§ What to produce:
Reproduce the material in full, exactly as written.

=======

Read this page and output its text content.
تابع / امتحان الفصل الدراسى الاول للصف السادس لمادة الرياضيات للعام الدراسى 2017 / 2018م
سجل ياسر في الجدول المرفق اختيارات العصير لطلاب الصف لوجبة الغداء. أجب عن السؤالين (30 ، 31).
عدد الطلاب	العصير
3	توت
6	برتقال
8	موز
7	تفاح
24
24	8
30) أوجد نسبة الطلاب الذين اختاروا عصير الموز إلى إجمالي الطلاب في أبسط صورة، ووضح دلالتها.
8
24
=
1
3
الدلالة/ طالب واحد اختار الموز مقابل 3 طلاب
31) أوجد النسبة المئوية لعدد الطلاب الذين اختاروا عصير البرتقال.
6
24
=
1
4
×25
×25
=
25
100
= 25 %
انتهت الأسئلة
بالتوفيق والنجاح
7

=======

§ Worked answer:
Read this page and output its text content.
تابع / امتحان الفصل الدراسى الاول للصف السادس لمادة الرياضيات للعام الدراسى 2017 / 2018م
سجل ياسر في الجدول المرفق اختيارات العصير لطلاب الصف لوجبة الغداء. أجب عن السؤالين (30 ، 31).
عدد الطلاب	العصير
3	توت
6	برتقال
8	موز
7	تفاح
24
24	8
30) أوجد نسبة الطلاب الذين اختاروا عصير الموز إلى إجمالي الطلاب في أبسط صورة، ووضح دلالتها.
8
24
=
1
3
الدلالة/ طالب واحد اختار الموز مقابل 3 طلاب
31) أوجد النسبة المئوية لعدد الطلاب الذين اختاروا عصير البرتقال.
6
24
=
1
4
×25
×25
=
25
100
= 25 %
انتهت الأسئلة
بالتوفيق والنجاح
7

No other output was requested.